» SET EXERCISE:
In the entries below, swap each "data-point" for "marker" and reproduce every line with nothing else changed.

--- BEGIN AVAILABLE DATA ---

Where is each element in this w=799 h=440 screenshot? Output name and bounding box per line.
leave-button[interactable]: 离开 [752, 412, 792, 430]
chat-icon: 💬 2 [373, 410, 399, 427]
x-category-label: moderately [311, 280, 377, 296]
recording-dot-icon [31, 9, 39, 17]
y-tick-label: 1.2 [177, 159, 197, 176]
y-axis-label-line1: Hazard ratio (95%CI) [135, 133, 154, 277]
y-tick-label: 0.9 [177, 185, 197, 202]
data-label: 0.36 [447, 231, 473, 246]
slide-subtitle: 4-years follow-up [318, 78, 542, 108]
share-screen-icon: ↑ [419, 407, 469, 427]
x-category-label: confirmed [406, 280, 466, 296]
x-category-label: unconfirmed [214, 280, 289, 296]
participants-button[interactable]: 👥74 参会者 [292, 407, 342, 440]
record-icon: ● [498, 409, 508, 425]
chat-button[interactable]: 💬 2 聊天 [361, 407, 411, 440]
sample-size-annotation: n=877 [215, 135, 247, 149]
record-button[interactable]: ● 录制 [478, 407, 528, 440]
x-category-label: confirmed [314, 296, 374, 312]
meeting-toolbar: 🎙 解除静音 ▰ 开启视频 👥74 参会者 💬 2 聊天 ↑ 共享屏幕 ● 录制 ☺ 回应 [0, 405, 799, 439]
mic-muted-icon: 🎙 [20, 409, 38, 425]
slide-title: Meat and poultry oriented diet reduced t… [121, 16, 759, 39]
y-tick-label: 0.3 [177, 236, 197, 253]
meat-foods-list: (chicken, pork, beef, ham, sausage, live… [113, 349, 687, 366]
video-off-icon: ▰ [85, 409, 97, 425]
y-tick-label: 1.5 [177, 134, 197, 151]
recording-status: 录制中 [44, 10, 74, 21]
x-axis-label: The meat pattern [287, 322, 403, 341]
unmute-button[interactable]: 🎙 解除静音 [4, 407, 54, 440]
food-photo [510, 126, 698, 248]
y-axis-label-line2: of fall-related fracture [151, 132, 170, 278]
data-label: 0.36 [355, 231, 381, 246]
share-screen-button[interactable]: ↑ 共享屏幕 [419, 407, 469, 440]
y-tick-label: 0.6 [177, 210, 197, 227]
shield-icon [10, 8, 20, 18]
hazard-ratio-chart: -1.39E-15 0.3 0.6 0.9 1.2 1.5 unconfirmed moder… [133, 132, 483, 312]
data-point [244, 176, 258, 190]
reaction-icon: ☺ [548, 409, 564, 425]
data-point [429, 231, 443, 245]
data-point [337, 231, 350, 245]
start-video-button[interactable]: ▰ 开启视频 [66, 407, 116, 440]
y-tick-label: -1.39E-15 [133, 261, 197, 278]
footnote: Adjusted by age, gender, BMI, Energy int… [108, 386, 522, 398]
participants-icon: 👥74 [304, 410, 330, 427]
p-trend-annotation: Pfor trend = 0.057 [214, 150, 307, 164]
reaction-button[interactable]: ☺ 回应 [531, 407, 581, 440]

--- END AVAILABLE DATA ---

» OUTPUT OF THE EXERCISE:
Where is each element in this w=799 h=440 screenshot? Output name and bounding box per line.
leave-button[interactable]: 离开 [752, 412, 792, 430]
chat-icon: 💬 2 [373, 410, 399, 427]
x-category-label: moderately [311, 280, 377, 296]
recording-dot-icon [31, 9, 39, 17]
y-tick-label: 1.2 [177, 159, 197, 176]
y-axis-label-line1: Hazard ratio (95%CI) [135, 133, 154, 277]
y-tick-label: 0.9 [177, 185, 197, 202]
data-label: 0.36 [447, 231, 473, 246]
slide-subtitle: 4-years follow-up [318, 78, 542, 108]
share-screen-icon: ↑ [419, 407, 469, 427]
x-category-label: confirmed [406, 280, 466, 296]
x-category-label: unconfirmed [214, 280, 289, 296]
participants-button[interactable]: 👥74 参会者 [292, 407, 342, 440]
record-icon: ● [498, 409, 508, 425]
chat-button[interactable]: 💬 2 聊天 [361, 407, 411, 440]
sample-size-annotation: n=877 [215, 135, 247, 149]
record-button[interactable]: ● 录制 [478, 407, 528, 440]
x-category-label: confirmed [314, 296, 374, 312]
meeting-toolbar: 🎙 解除静音 ▰ 开启视频 👥74 参会者 💬 2 聊天 ↑ 共享屏幕 ● 录制 ☺ 回应 [0, 405, 799, 439]
mic-muted-icon: 🎙 [20, 409, 38, 425]
slide-title: Meat and poultry oriented diet reduced t… [121, 16, 759, 39]
y-tick-label: 0.3 [177, 236, 197, 253]
meat-foods-list: (chicken, pork, beef, ham, sausage, live… [113, 349, 687, 366]
video-off-icon: ▰ [85, 409, 97, 425]
y-tick-label: 1.5 [177, 134, 197, 151]
recording-status: 录制中 [44, 10, 74, 21]
x-axis-label: The meat pattern [287, 322, 403, 341]
unmute-button[interactable]: 🎙 解除静音 [4, 407, 54, 440]
food-photo [510, 126, 698, 248]
y-axis-label-line2: of fall-related fracture [151, 132, 170, 278]
data-label: 0.36 [355, 231, 381, 246]
share-screen-button[interactable]: ↑ 共享屏幕 [419, 407, 469, 440]
y-tick-label: 0.6 [177, 210, 197, 227]
shield-icon [10, 8, 20, 18]
hazard-ratio-chart: -1.39E-15 0.3 0.6 0.9 1.2 1.5 unconfirmed moder… [133, 132, 483, 312]
marker [244, 176, 258, 190]
reaction-icon: ☺ [548, 409, 564, 425]
marker [429, 231, 443, 245]
marker [337, 231, 350, 245]
start-video-button[interactable]: ▰ 开启视频 [66, 407, 116, 440]
y-tick-label: -1.39E-15 [133, 261, 197, 278]
footnote: Adjusted by age, gender, BMI, Energy int… [108, 386, 522, 398]
participants-icon: 👥74 [304, 410, 330, 427]
p-trend-annotation: Pfor trend = 0.057 [214, 150, 307, 164]
reaction-button[interactable]: ☺ 回应 [531, 407, 581, 440]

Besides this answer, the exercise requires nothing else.